* Begin *
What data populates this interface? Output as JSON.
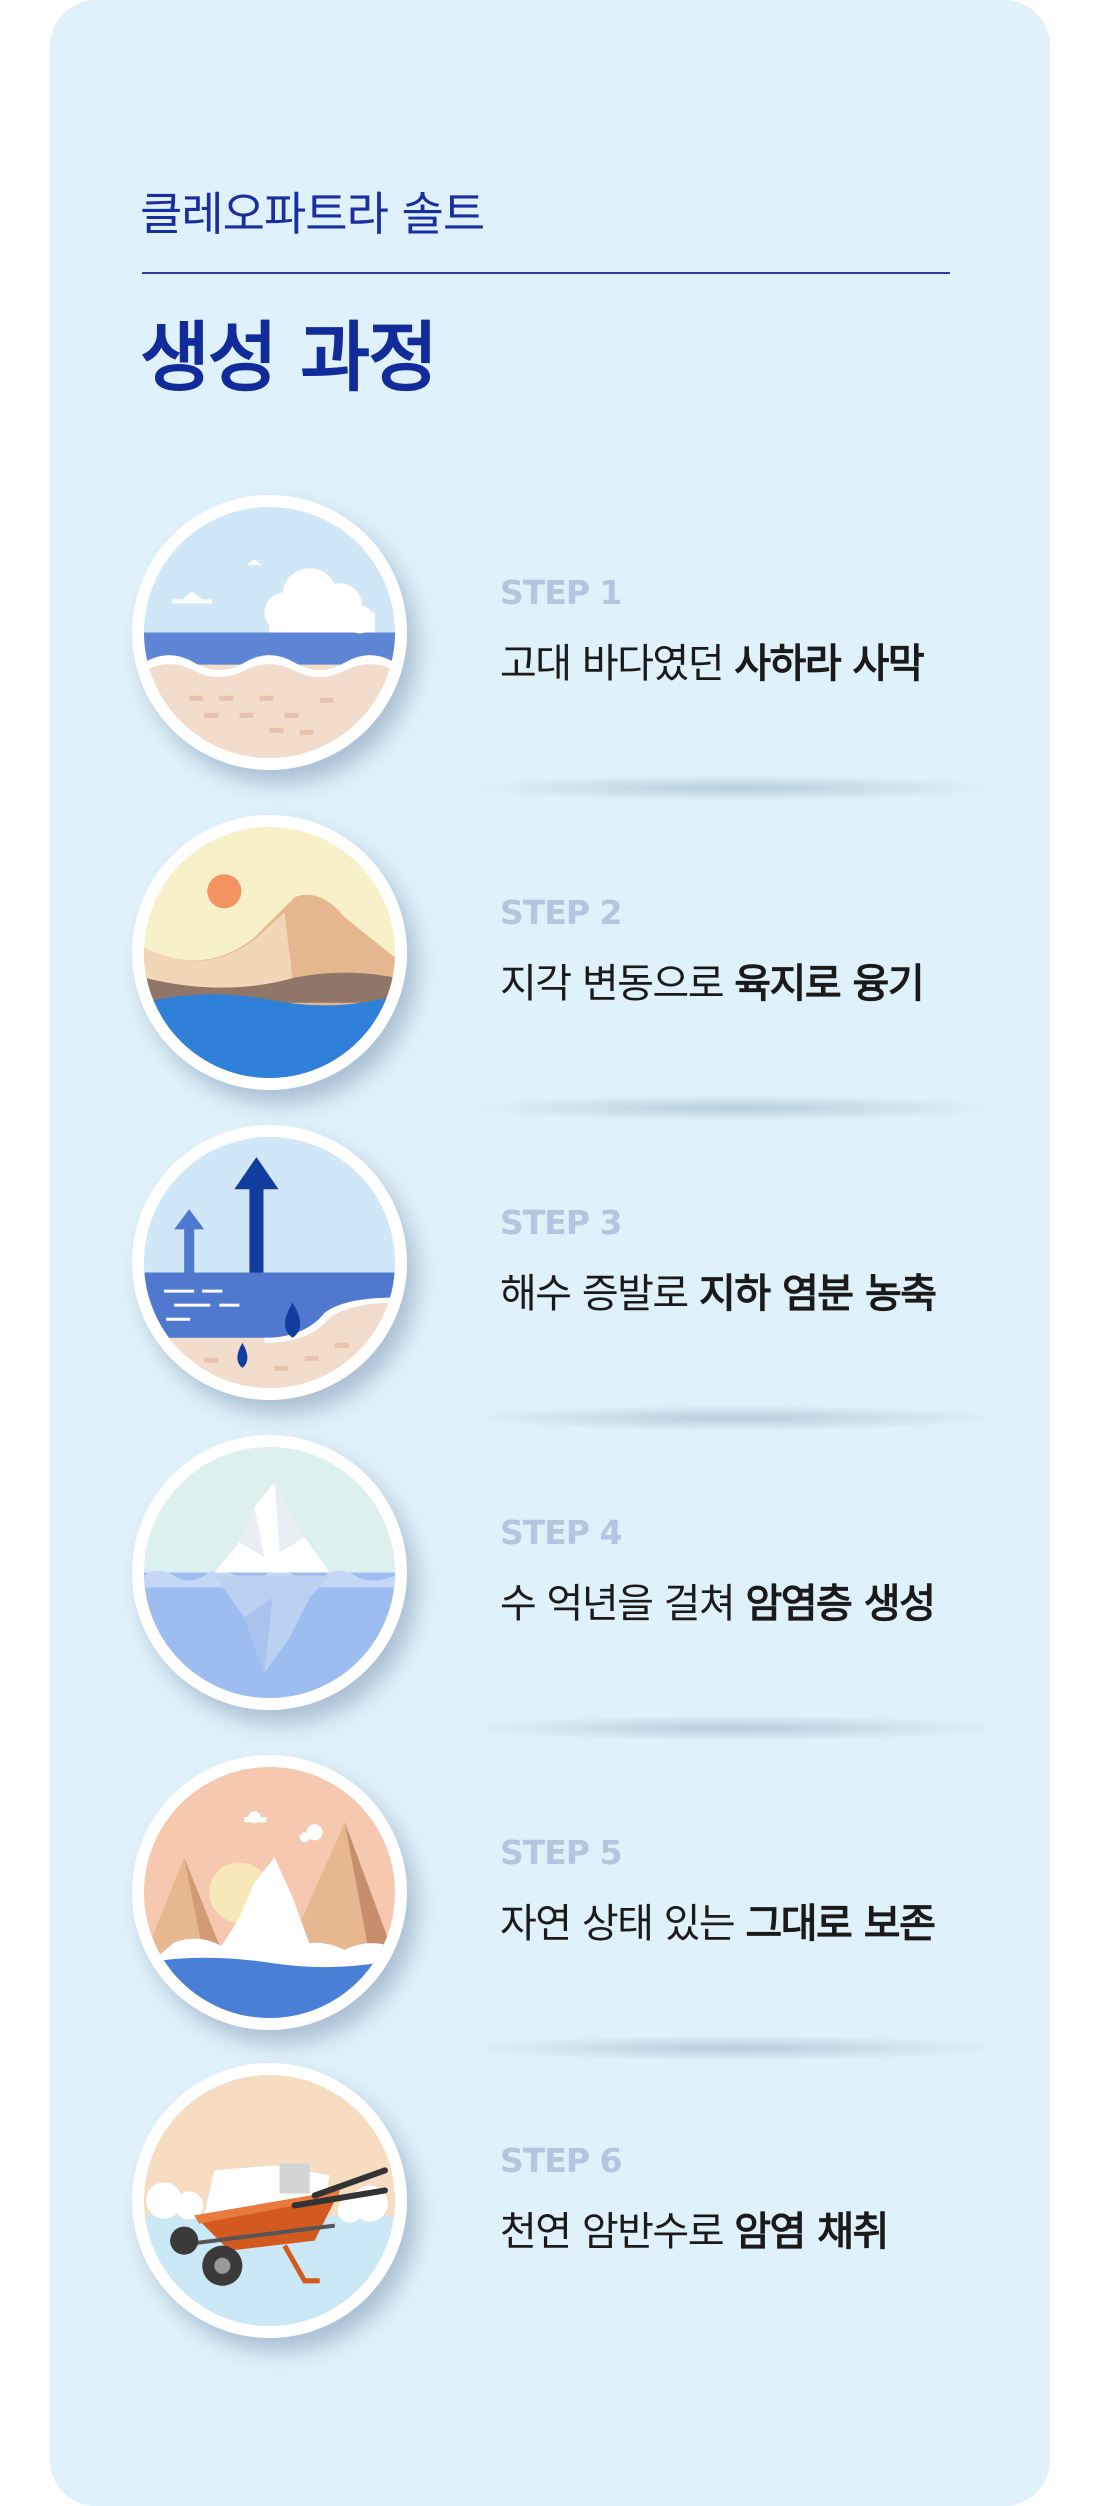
{
  "header": {
    "brand": "클레오파트라 솔트",
    "title": "생성 과정"
  },
  "steps": [
    {
      "label": "STEP 1",
      "text": "고대 바다였던 ",
      "bold": "사하라 사막",
      "icon": "sea-desert-illustration"
    },
    {
      "label": "STEP 2",
      "text": "지각 변동으로 ",
      "bold": "육지로 융기",
      "icon": "mountain-rise-illustration"
    },
    {
      "label": "STEP 3",
      "text": "해수 증발로 ",
      "bold": "지하 염분 농축",
      "icon": "evaporation-illustration"
    },
    {
      "label": "STEP 4",
      "text": "수 억년을 걸쳐 ",
      "bold": "암염층 생성",
      "icon": "salt-crystal-illustration"
    },
    {
      "label": "STEP 5",
      "text": "자연 상태 있는 ",
      "bold": "그대로 보존",
      "icon": "preserved-nature-illustration"
    },
    {
      "label": "STEP 6",
      "text": "천연 암반수로 ",
      "bold": "암염 채취",
      "icon": "wheelbarrow-harvest-illustration"
    }
  ],
  "colors": {
    "background": "#dff1fa",
    "brand": "#1a2f9e",
    "step_label": "#b6c4e0",
    "text": "#1a1a1a"
  }
}
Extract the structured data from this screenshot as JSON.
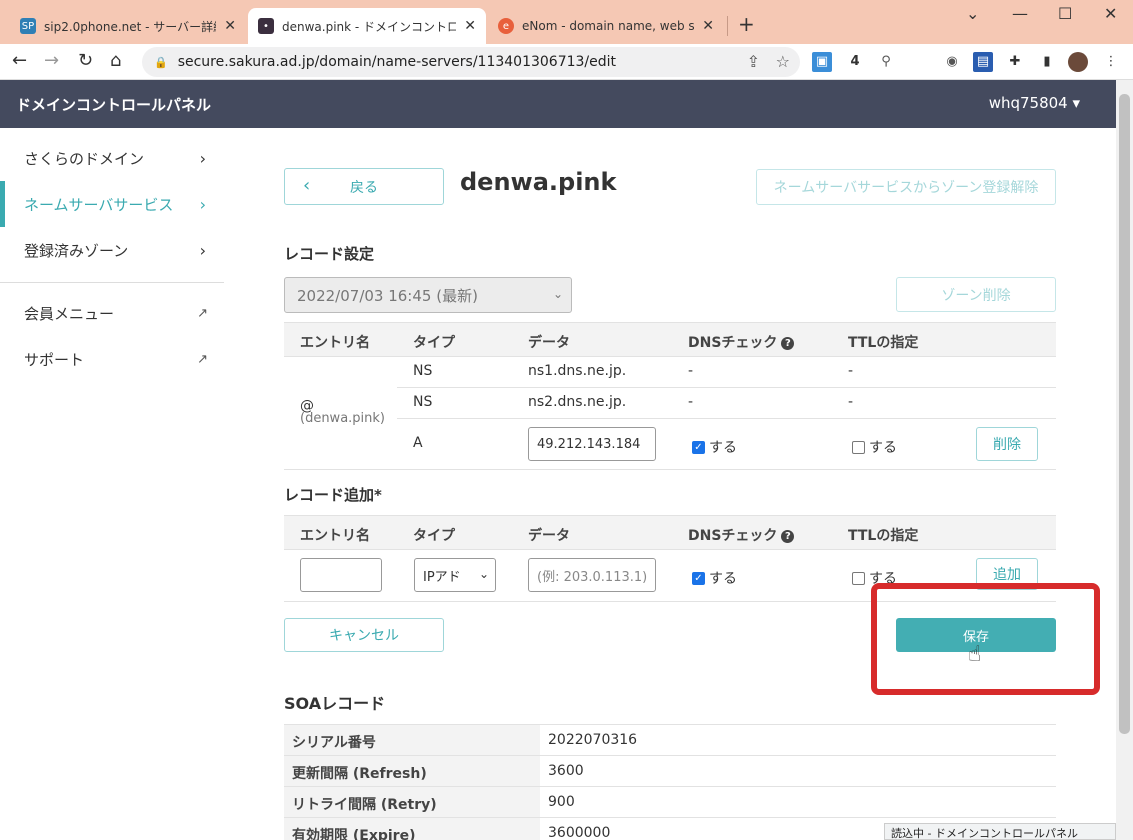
{
  "browser": {
    "tabs": [
      {
        "title": "sip2.0phone.net - サーバー詳細 - さ",
        "favicon": "SP",
        "color": "#2f7fb5"
      },
      {
        "title": "denwa.pink - ドメインコントロールパネ",
        "favicon": "•",
        "color": "#3b2f3f"
      },
      {
        "title": "eNom - domain name, web site h",
        "favicon": "e",
        "color": "#e8603c"
      }
    ],
    "url": "secure.sakura.ad.jp/domain/name-servers/113401306713/edit",
    "status": "読込中 - ドメインコントロールパネル"
  },
  "app": {
    "brand": "ドメインコントロールパネル",
    "user": "whq75804 ▾"
  },
  "sidebar": {
    "items": [
      {
        "label": "さくらのドメイン",
        "icon": "chevron-right-icon"
      },
      {
        "label": "ネームサーバサービス",
        "icon": "chevron-right-icon",
        "active": true
      },
      {
        "label": "登録済みゾーン",
        "icon": "chevron-right-icon"
      },
      {
        "label": "会員メニュー",
        "icon": "external-link-icon"
      },
      {
        "label": "サポート",
        "icon": "external-link-icon"
      }
    ]
  },
  "main": {
    "back_label": "戻る",
    "domain_title": "denwa.pink",
    "unregister_label": "ネームサーバサービスからゾーン登録解除",
    "record_settings_heading": "レコード設定",
    "zone_version": "2022/07/03 16:45 (最新)",
    "zone_delete_label": "ゾーン削除",
    "columns": [
      "エントリ名",
      "タイプ",
      "データ",
      "DNSチェック",
      "TTLの指定"
    ],
    "entry_name": "@",
    "entry_sub": "(denwa.pink)",
    "records": [
      {
        "type": "NS",
        "data": "ns1.dns.ne.jp.",
        "dns": "-",
        "ttl": "-"
      },
      {
        "type": "NS",
        "data": "ns2.dns.ne.jp.",
        "dns": "-",
        "ttl": "-"
      },
      {
        "type": "A",
        "data": "49.212.143.184",
        "dns_label": "する",
        "ttl_label": "する",
        "delete_label": "削除"
      }
    ],
    "add_heading": "レコード追加*",
    "add_row": {
      "entry_value": "",
      "type_value": "IPアド",
      "data_placeholder": "(例: 203.0.113.1)",
      "dns_label": "する",
      "ttl_label": "する",
      "add_label": "追加"
    },
    "cancel_label": "キャンセル",
    "save_label": "保存",
    "soa_heading": "SOAレコード",
    "soa": [
      {
        "key": "シリアル番号",
        "value": "2022070316"
      },
      {
        "key": "更新間隔 (Refresh)",
        "value": "3600"
      },
      {
        "key": "リトライ間隔 (Retry)",
        "value": "900"
      },
      {
        "key": "有効期限 (Expire)",
        "value": "3600000"
      }
    ]
  }
}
* End *
Problem to work on: Copy in full each line that holds the word "denwa".

The response:
        "title": "denwa.pink - ドメインコントロールパネ",
    "domain_title": "denwa.pink",
    "entry_sub": "(denwa.pink)",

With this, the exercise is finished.